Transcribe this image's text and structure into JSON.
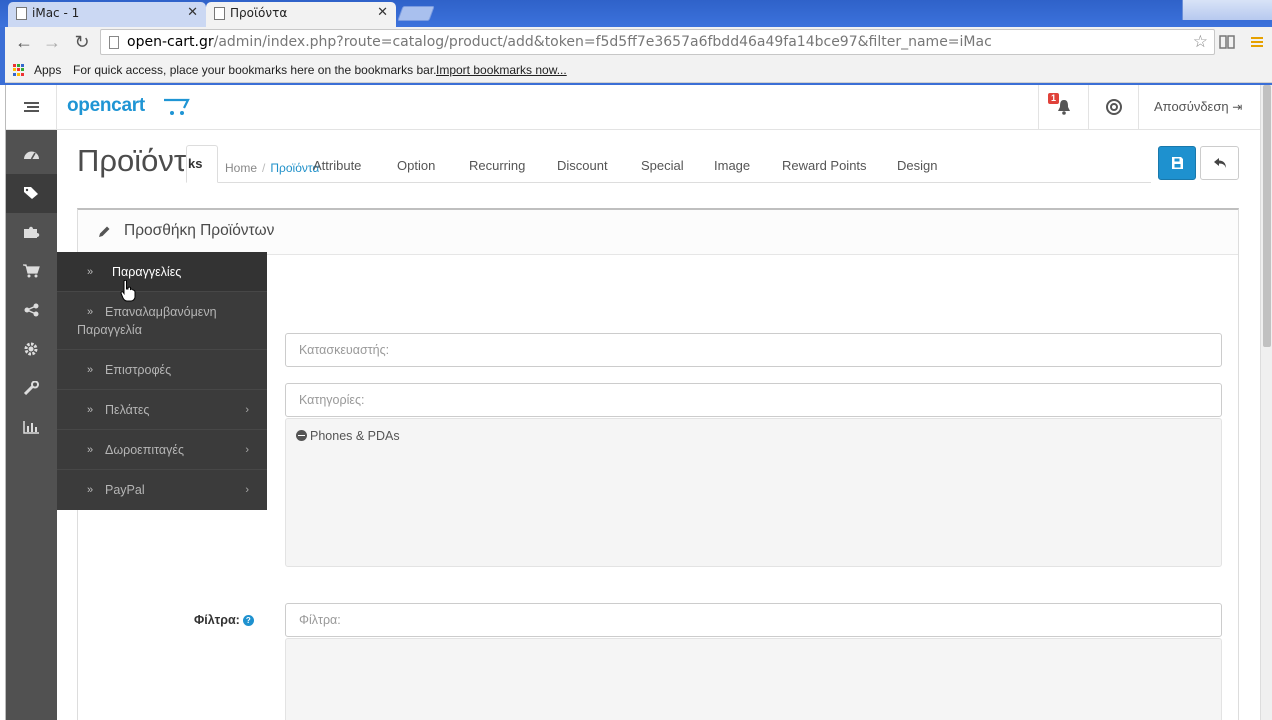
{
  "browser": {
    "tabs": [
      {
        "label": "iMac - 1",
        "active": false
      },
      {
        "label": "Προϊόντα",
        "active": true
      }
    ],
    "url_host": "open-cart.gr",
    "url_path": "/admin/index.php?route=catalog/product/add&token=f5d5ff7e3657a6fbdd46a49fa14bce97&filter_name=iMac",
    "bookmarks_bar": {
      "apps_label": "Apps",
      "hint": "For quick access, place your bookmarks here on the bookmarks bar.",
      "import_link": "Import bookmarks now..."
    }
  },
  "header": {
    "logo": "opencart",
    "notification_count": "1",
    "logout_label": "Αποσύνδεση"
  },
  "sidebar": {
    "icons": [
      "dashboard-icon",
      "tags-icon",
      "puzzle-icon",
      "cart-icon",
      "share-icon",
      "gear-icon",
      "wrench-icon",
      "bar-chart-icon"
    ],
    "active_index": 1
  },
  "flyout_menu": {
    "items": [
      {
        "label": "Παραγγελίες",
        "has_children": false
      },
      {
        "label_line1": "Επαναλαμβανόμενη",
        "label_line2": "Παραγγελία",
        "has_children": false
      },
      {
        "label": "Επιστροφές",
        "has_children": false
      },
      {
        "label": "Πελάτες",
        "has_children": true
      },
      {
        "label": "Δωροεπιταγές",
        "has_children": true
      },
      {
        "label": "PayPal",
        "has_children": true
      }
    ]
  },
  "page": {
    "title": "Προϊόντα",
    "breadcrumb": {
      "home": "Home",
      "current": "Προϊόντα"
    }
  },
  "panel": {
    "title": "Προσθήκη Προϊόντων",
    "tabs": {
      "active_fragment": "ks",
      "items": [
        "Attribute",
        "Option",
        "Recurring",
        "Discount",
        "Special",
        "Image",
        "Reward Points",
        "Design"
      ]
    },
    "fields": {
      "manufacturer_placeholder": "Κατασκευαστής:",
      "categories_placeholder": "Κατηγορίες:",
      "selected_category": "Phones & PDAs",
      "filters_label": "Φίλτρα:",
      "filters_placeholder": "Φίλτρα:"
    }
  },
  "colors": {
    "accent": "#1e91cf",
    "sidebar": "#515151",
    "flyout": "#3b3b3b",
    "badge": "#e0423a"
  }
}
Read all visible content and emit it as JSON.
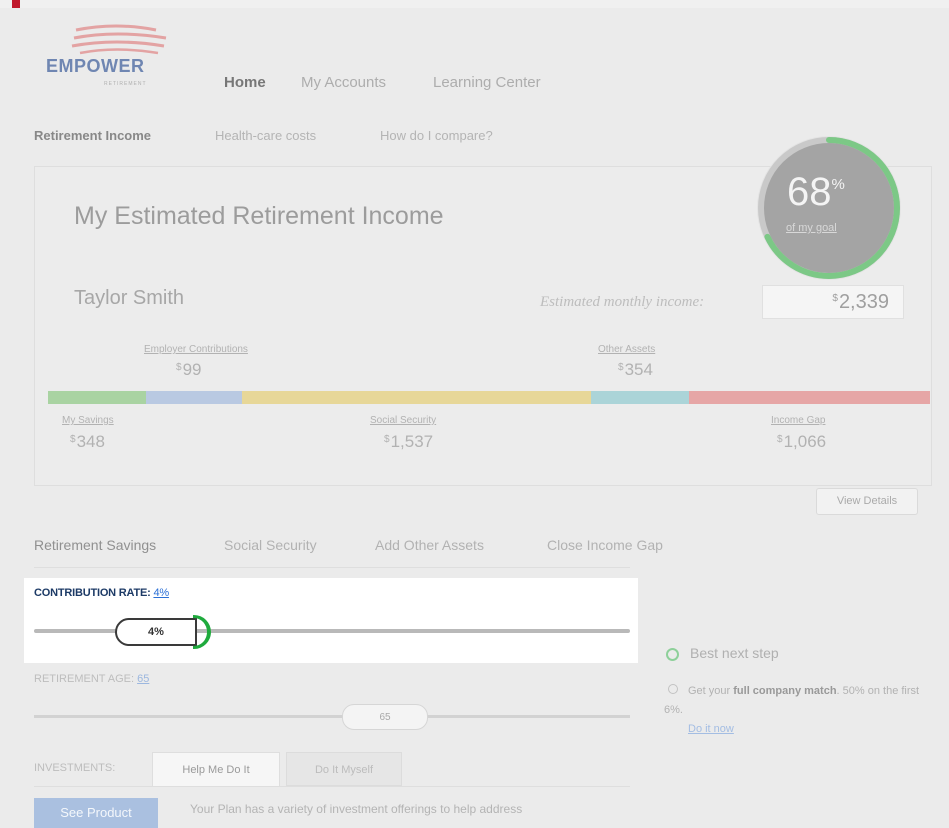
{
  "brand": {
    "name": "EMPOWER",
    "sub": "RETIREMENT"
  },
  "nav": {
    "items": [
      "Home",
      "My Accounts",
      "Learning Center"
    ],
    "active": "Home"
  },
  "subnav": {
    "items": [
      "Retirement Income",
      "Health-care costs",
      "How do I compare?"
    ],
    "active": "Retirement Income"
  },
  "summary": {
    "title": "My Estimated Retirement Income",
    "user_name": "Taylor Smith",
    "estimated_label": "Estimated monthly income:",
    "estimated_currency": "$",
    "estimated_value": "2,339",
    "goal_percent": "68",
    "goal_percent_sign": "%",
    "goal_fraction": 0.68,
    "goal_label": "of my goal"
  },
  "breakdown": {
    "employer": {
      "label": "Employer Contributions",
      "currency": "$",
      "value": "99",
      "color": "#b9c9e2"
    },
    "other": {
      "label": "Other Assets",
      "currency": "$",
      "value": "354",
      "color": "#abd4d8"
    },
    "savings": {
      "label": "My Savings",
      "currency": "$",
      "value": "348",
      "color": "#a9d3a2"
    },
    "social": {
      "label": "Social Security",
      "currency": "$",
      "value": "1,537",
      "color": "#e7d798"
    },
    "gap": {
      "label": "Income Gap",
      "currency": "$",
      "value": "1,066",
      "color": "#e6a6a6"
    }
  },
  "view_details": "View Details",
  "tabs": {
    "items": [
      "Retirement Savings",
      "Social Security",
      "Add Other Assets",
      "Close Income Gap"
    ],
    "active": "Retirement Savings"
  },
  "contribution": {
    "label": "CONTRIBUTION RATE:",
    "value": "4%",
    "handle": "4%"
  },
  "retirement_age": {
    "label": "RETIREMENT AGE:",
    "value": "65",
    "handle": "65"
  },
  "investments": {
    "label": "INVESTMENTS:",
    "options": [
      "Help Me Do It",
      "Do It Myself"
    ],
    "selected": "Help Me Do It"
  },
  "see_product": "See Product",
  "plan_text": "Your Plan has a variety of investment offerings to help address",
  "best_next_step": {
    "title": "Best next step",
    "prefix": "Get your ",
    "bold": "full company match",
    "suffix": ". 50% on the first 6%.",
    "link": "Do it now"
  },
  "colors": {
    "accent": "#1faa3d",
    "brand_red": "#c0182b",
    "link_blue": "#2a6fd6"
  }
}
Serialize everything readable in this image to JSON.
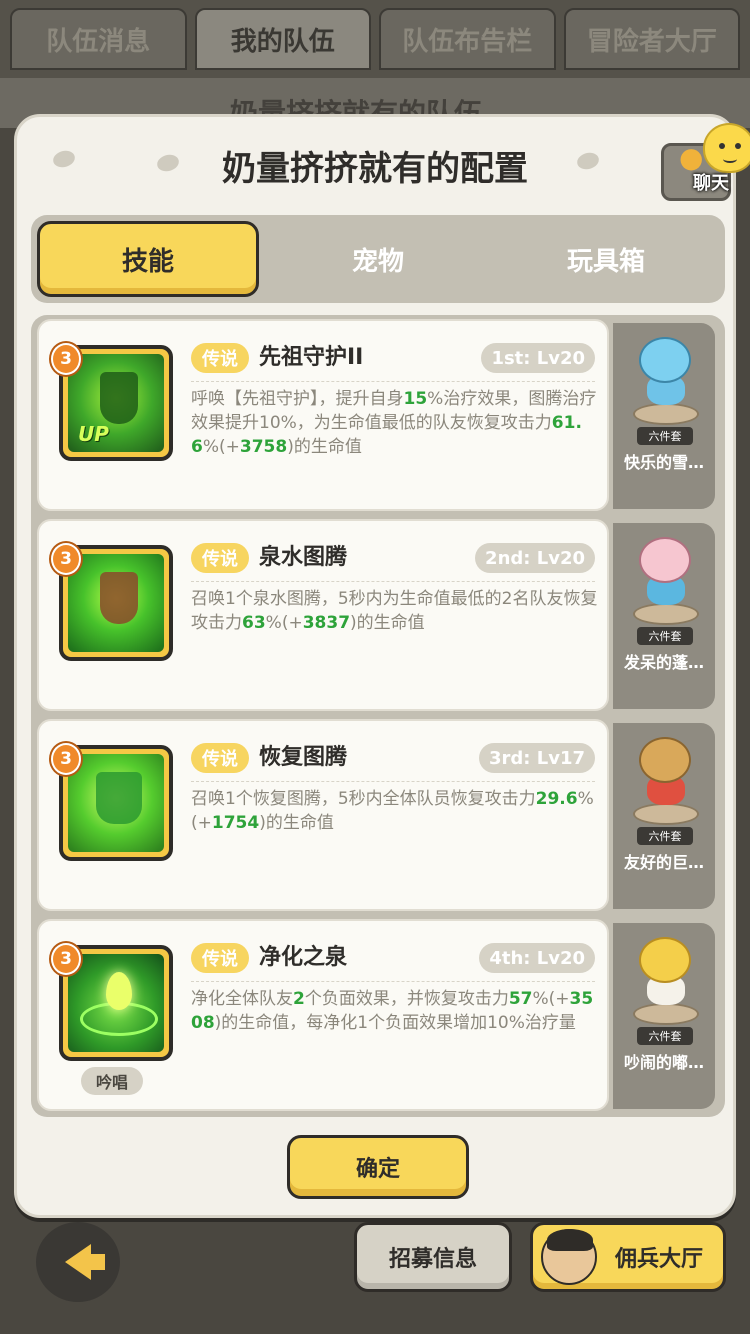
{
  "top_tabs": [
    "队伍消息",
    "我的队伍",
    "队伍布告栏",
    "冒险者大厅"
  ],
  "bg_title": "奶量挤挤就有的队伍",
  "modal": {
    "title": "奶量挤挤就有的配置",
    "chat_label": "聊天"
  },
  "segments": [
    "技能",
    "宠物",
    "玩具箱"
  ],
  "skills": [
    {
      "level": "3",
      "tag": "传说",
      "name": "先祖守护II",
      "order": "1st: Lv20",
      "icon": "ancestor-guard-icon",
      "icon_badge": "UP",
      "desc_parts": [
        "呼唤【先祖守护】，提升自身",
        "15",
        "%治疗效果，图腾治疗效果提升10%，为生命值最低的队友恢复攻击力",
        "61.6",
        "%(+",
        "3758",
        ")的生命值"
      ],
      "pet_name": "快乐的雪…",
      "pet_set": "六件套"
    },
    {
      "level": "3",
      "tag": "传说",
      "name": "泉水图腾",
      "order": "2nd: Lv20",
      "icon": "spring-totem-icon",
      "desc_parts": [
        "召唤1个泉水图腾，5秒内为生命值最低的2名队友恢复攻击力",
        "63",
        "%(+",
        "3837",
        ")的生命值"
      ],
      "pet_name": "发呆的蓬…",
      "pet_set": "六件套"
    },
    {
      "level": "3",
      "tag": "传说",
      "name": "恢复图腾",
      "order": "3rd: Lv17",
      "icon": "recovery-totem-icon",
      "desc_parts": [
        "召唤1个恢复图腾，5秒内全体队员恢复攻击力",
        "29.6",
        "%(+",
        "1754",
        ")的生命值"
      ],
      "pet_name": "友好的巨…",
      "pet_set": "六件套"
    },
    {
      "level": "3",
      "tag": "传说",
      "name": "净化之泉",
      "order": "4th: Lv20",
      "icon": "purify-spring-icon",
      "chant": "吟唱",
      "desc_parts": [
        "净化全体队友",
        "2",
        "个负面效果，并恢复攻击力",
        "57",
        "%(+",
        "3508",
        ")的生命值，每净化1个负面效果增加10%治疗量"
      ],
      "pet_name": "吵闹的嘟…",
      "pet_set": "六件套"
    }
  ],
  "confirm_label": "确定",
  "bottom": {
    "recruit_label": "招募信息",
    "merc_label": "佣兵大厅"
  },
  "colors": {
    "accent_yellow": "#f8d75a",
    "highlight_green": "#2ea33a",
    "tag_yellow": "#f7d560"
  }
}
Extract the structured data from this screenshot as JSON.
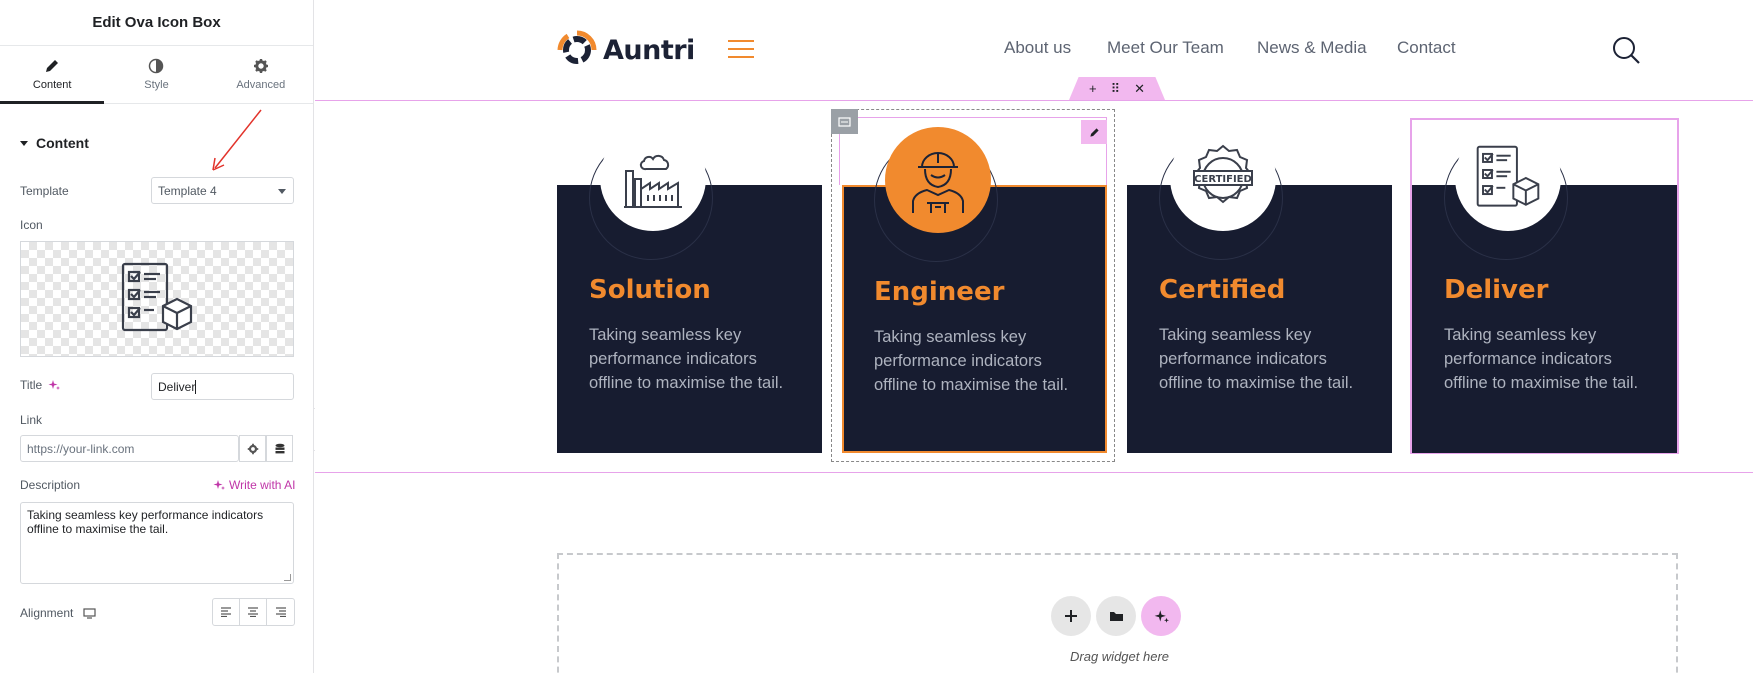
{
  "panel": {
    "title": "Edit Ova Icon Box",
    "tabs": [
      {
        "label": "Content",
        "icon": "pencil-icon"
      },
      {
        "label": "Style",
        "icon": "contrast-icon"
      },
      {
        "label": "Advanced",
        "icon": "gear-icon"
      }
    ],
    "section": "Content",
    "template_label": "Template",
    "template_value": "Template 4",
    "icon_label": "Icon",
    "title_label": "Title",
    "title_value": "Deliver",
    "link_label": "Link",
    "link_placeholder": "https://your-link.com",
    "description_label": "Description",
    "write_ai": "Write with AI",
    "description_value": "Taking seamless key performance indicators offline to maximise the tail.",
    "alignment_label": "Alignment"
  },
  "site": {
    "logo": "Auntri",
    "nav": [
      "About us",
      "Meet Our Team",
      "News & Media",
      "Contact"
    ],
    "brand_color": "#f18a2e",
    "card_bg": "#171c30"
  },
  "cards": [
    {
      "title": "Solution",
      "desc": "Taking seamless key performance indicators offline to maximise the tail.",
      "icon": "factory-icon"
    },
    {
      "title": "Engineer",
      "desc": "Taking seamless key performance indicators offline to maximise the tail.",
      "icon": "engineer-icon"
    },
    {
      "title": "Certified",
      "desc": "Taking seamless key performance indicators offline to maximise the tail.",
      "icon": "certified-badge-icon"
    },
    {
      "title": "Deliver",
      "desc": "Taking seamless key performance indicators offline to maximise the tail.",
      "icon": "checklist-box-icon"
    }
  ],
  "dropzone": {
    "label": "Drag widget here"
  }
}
□ □ □ □
WHAT IS BEING ASKED » Gather each line that holds "this".

WORKED SOLUTION »
Transcribe this image's text and structure into JSON.
Serialize everything readable in this image to JSON.
Extract the structured data from this screenshot as JSON.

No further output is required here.